• _MATERIAL FOR THIS TASK_
□ □ □ □

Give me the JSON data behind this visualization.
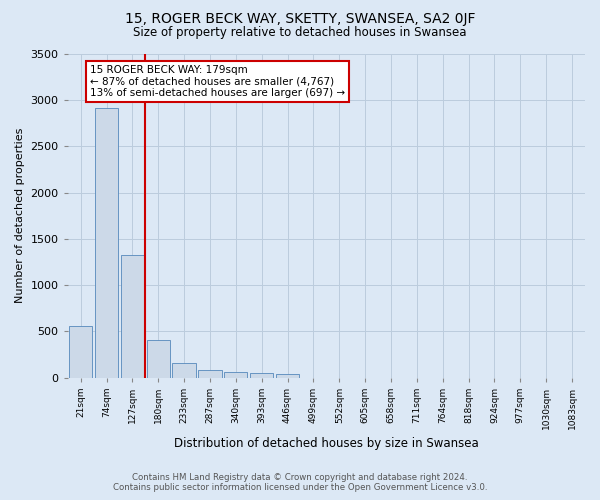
{
  "title": "15, ROGER BECK WAY, SKETTY, SWANSEA, SA2 0JF",
  "subtitle": "Size of property relative to detached houses in Swansea",
  "xlabel": "Distribution of detached houses by size in Swansea",
  "ylabel": "Number of detached properties",
  "footer_line1": "Contains HM Land Registry data © Crown copyright and database right 2024.",
  "footer_line2": "Contains public sector information licensed under the Open Government Licence v3.0.",
  "bar_color": "#ccd9e8",
  "bar_edge_color": "#5588bb",
  "grid_color": "#bbccdd",
  "background_color": "#dce8f5",
  "annotation_box_color": "#ffffff",
  "annotation_border_color": "#cc0000",
  "vline_color": "#cc0000",
  "categories": [
    "21sqm",
    "74sqm",
    "127sqm",
    "180sqm",
    "233sqm",
    "287sqm",
    "340sqm",
    "393sqm",
    "446sqm",
    "499sqm",
    "552sqm",
    "605sqm",
    "658sqm",
    "711sqm",
    "764sqm",
    "818sqm",
    "924sqm",
    "977sqm",
    "1030sqm",
    "1083sqm"
  ],
  "values": [
    560,
    2920,
    1330,
    410,
    160,
    80,
    55,
    45,
    40,
    0,
    0,
    0,
    0,
    0,
    0,
    0,
    0,
    0,
    0,
    0
  ],
  "property_label": "15 ROGER BECK WAY: 179sqm",
  "smaller_pct": "87%",
  "smaller_count": "4,767",
  "larger_pct": "13%",
  "larger_count": "697",
  "vline_index": 3,
  "ylim": [
    0,
    3500
  ],
  "yticks": [
    0,
    500,
    1000,
    1500,
    2000,
    2500,
    3000,
    3500
  ]
}
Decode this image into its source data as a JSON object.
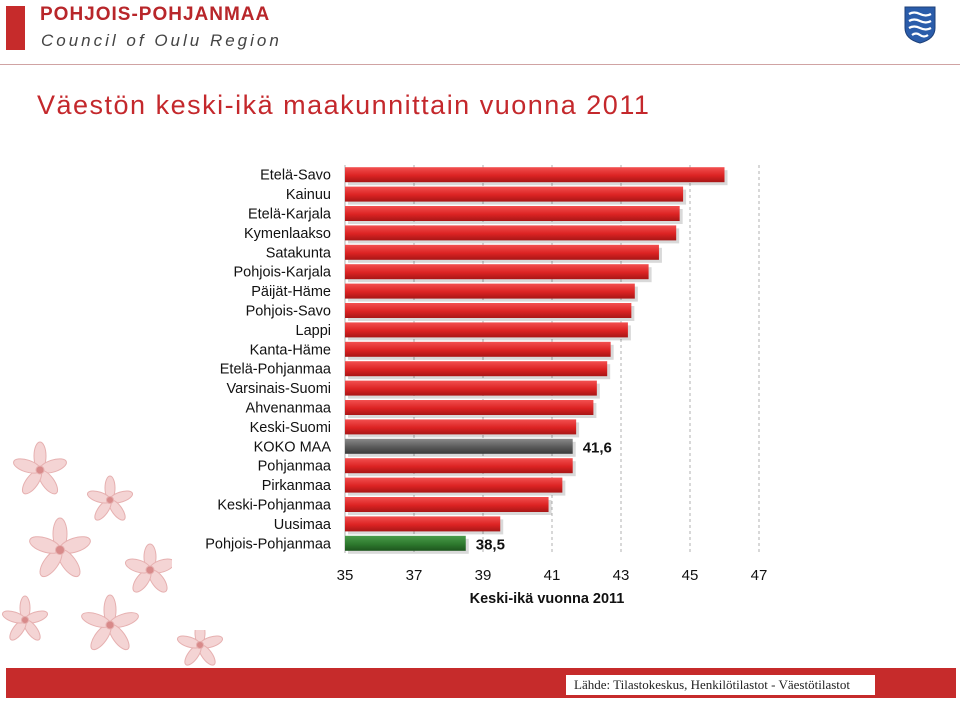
{
  "header": {
    "org_name": "POHJOIS-POHJANMAA",
    "org_sub": "Council of Oulu Region",
    "logo_icon": "coat-of-arms-icon"
  },
  "slide": {
    "title": "Väestön keski-ikä maakunnittain vuonna 2011"
  },
  "colors": {
    "brand_red": "#c62b2b",
    "bar_red": "#e02a2a",
    "bar_gray": "#606060",
    "bar_green": "#2e7a2e"
  },
  "chart_data": {
    "type": "bar",
    "orientation": "horizontal",
    "xlabel": "Keski-ikä vuonna 2011",
    "xlim": [
      35,
      47
    ],
    "xticks": [
      "35",
      "37",
      "39",
      "41",
      "43",
      "45",
      "47"
    ],
    "grid": "vertical dashed",
    "categories": [
      "Etelä-Savo",
      "Kainuu",
      "Etelä-Karjala",
      "Kymenlaakso",
      "Satakunta",
      "Pohjois-Karjala",
      "Päijät-Häme",
      "Pohjois-Savo",
      "Lappi",
      "Kanta-Häme",
      "Etelä-Pohjanmaa",
      "Varsinais-Suomi",
      "Ahvenanmaa",
      "Keski-Suomi",
      "KOKO MAA",
      "Pohjanmaa",
      "Pirkanmaa",
      "Keski-Pohjanmaa",
      "Uusimaa",
      "Pohjois-Pohjanmaa"
    ],
    "values": [
      46.0,
      44.8,
      44.7,
      44.6,
      44.1,
      43.8,
      43.4,
      43.3,
      43.2,
      42.7,
      42.6,
      42.3,
      42.2,
      41.7,
      41.6,
      41.6,
      41.3,
      40.9,
      39.5,
      38.5
    ],
    "highlight": {
      "KOKO MAA": {
        "color": "#606060",
        "label": "41,6"
      },
      "Pohjois-Pohjanmaa": {
        "color": "#2e7a2e",
        "label": "38,5"
      }
    }
  },
  "footer": {
    "source": "Lähde: Tilastokeskus, Henkilötilastot - Väestötilastot"
  }
}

□ □ □ □

• _DESCRIPTION OF THE TASK_
For the listing above, identify each line bearing "BECK".

• _CORRECT RESULT_
  "title": "15, ROGER BECK WAY, SKETTY, SWANSEA, SA2 0JF",
  "property_label": "15 ROGER BECK WAY: 179sqm",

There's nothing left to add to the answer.